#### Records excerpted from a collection
↓↓↓
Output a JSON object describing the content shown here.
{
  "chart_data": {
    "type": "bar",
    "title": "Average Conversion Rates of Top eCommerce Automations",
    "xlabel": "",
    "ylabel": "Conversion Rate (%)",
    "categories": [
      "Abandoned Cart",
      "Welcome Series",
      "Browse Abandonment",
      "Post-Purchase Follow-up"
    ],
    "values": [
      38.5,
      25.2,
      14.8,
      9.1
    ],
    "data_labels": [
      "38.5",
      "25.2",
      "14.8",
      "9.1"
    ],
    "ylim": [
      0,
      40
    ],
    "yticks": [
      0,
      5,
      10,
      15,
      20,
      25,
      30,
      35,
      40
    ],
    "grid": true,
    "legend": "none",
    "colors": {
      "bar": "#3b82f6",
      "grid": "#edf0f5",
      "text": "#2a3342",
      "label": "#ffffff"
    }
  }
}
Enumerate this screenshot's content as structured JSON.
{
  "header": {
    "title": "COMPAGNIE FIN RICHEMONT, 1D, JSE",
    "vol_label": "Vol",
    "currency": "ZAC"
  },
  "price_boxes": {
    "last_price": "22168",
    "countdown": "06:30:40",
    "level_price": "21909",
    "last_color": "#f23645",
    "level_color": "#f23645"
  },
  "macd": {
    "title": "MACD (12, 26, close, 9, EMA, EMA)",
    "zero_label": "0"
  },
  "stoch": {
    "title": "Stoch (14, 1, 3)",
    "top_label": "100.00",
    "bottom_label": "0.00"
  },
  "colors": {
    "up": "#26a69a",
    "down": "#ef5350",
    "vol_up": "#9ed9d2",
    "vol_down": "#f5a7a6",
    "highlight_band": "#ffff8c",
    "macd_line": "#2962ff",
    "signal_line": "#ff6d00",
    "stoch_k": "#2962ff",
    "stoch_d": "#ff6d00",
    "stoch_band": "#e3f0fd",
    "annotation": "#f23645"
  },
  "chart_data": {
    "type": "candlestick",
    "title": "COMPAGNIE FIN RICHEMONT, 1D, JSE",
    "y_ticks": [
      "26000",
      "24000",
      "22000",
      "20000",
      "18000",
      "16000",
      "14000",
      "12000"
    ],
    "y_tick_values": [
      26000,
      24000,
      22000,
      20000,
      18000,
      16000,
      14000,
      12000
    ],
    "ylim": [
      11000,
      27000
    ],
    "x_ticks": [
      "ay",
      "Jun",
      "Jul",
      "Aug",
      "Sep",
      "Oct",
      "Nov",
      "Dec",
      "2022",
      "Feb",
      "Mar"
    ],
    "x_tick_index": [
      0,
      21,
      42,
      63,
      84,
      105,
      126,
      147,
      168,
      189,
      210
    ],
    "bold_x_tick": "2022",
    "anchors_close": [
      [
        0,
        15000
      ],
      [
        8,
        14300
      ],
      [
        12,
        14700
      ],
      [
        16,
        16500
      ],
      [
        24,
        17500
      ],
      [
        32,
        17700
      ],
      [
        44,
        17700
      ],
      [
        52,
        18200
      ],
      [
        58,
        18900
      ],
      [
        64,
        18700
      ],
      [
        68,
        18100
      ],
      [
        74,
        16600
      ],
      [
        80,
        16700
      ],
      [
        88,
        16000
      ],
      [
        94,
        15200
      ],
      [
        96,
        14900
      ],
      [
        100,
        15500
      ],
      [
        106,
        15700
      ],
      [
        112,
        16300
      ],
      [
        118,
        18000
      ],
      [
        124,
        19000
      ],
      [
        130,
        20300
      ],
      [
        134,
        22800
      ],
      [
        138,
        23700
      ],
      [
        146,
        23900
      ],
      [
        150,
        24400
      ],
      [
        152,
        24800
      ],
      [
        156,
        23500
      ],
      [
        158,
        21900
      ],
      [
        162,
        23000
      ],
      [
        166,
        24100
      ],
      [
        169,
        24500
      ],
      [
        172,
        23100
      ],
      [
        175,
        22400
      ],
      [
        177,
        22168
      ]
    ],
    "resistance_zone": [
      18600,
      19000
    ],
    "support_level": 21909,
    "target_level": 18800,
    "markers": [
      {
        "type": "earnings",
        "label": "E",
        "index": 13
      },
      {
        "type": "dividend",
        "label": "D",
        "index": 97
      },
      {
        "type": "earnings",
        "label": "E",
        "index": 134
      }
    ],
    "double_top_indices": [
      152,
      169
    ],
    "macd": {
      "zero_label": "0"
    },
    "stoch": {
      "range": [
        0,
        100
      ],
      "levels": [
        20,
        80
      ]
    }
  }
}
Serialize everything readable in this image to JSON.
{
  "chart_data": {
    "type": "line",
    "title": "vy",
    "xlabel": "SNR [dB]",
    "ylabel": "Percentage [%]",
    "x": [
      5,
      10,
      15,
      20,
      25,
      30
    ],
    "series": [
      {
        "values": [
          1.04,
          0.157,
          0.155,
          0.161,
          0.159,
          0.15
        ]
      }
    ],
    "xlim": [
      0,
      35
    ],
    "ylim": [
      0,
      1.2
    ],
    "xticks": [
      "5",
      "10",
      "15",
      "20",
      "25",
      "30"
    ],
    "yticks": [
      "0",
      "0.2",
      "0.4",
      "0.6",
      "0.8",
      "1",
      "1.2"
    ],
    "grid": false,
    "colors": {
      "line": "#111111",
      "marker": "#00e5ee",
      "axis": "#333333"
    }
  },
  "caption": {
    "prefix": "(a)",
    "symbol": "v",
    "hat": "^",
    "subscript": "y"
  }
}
↑↑↑
#### Given exercise
Set down all of the data above, word for word.

#### Answer for this exercise
Output a JSON object describing the content shown here.
{
  "chart_data": {
    "type": "bar",
    "title": "Average Conversion Rates of Top eCommerce Automations",
    "xlabel": "",
    "ylabel": "Conversion Rate (%)",
    "categories": [
      "Abandoned Cart",
      "Welcome Series",
      "Browse Abandonment",
      "Post-Purchase Follow-up"
    ],
    "values": [
      38.5,
      25.2,
      14.8,
      9.1
    ],
    "data_labels": [
      "38.5",
      "25.2",
      "14.8",
      "9.1"
    ],
    "ylim": [
      0,
      40
    ],
    "yticks": [
      0,
      5,
      10,
      15,
      20,
      25,
      30,
      35,
      40
    ],
    "grid": true,
    "legend": "none",
    "colors": {
      "bar": "#3b82f6",
      "grid": "#edf0f5",
      "text": "#2a3342",
      "label": "#ffffff"
    }
  }
}
Enumerate this screenshot's content as structured JSON.
{
  "header": {
    "title": "COMPAGNIE FIN RICHEMONT, 1D, JSE",
    "vol_label": "Vol",
    "currency": "ZAC"
  },
  "price_boxes": {
    "last_price": "22168",
    "countdown": "06:30:40",
    "level_price": "21909",
    "last_color": "#f23645",
    "level_color": "#f23645"
  },
  "macd": {
    "title": "MACD (12, 26, close, 9, EMA, EMA)",
    "zero_label": "0"
  },
  "stoch": {
    "title": "Stoch (14, 1, 3)",
    "top_label": "100.00",
    "bottom_label": "0.00"
  },
  "colors": {
    "up": "#26a69a",
    "down": "#ef5350",
    "vol_up": "#9ed9d2",
    "vol_down": "#f5a7a6",
    "highlight_band": "#ffff8c",
    "macd_line": "#2962ff",
    "signal_line": "#ff6d00",
    "stoch_k": "#2962ff",
    "stoch_d": "#ff6d00",
    "stoch_band": "#e3f0fd",
    "annotation": "#f23645"
  },
  "chart_data": {
    "type": "candlestick",
    "title": "COMPAGNIE FIN RICHEMONT, 1D, JSE",
    "y_ticks": [
      "26000",
      "24000",
      "22000",
      "20000",
      "18000",
      "16000",
      "14000",
      "12000"
    ],
    "y_tick_values": [
      26000,
      24000,
      22000,
      20000,
      18000,
      16000,
      14000,
      12000
    ],
    "ylim": [
      11000,
      27000
    ],
    "x_ticks": [
      "ay",
      "Jun",
      "Jul",
      "Aug",
      "Sep",
      "Oct",
      "Nov",
      "Dec",
      "2022",
      "Feb",
      "Mar"
    ],
    "x_tick_index": [
      0,
      21,
      42,
      63,
      84,
      105,
      126,
      147,
      168,
      189,
      210
    ],
    "bold_x_tick": "2022",
    "anchors_close": [
      [
        0,
        15000
      ],
      [
        8,
        14300
      ],
      [
        12,
        14700
      ],
      [
        16,
        16500
      ],
      [
        24,
        17500
      ],
      [
        32,
        17700
      ],
      [
        44,
        17700
      ],
      [
        52,
        18200
      ],
      [
        58,
        18900
      ],
      [
        64,
        18700
      ],
      [
        68,
        18100
      ],
      [
        74,
        16600
      ],
      [
        80,
        16700
      ],
      [
        88,
        16000
      ],
      [
        94,
        15200
      ],
      [
        96,
        14900
      ],
      [
        100,
        15500
      ],
      [
        106,
        15700
      ],
      [
        112,
        16300
      ],
      [
        118,
        18000
      ],
      [
        124,
        19000
      ],
      [
        130,
        20300
      ],
      [
        134,
        22800
      ],
      [
        138,
        23700
      ],
      [
        146,
        23900
      ],
      [
        150,
        24400
      ],
      [
        152,
        24800
      ],
      [
        156,
        23500
      ],
      [
        158,
        21900
      ],
      [
        162,
        23000
      ],
      [
        166,
        24100
      ],
      [
        169,
        24500
      ],
      [
        172,
        23100
      ],
      [
        175,
        22400
      ],
      [
        177,
        22168
      ]
    ],
    "resistance_zone": [
      18600,
      19000
    ],
    "support_level": 21909,
    "target_level": 18800,
    "markers": [
      {
        "type": "earnings",
        "label": "E",
        "index": 13
      },
      {
        "type": "dividend",
        "label": "D",
        "index": 97
      },
      {
        "type": "earnings",
        "label": "E",
        "index": 134
      }
    ],
    "double_top_indices": [
      152,
      169
    ],
    "macd": {
      "zero_label": "0"
    },
    "stoch": {
      "range": [
        0,
        100
      ],
      "levels": [
        20,
        80
      ]
    }
  }
}
Serialize everything readable in this image to JSON.
{
  "chart_data": {
    "type": "line",
    "title": "vy",
    "xlabel": "SNR [dB]",
    "ylabel": "Percentage [%]",
    "x": [
      5,
      10,
      15,
      20,
      25,
      30
    ],
    "series": [
      {
        "values": [
          1.04,
          0.157,
          0.155,
          0.161,
          0.159,
          0.15
        ]
      }
    ],
    "xlim": [
      0,
      35
    ],
    "ylim": [
      0,
      1.2
    ],
    "xticks": [
      "5",
      "10",
      "15",
      "20",
      "25",
      "30"
    ],
    "yticks": [
      "0",
      "0.2",
      "0.4",
      "0.6",
      "0.8",
      "1",
      "1.2"
    ],
    "grid": false,
    "colors": {
      "line": "#111111",
      "marker": "#00e5ee",
      "axis": "#333333"
    }
  },
  "caption": {
    "prefix": "(a)",
    "symbol": "v",
    "hat": "^",
    "subscript": "y"
  }
}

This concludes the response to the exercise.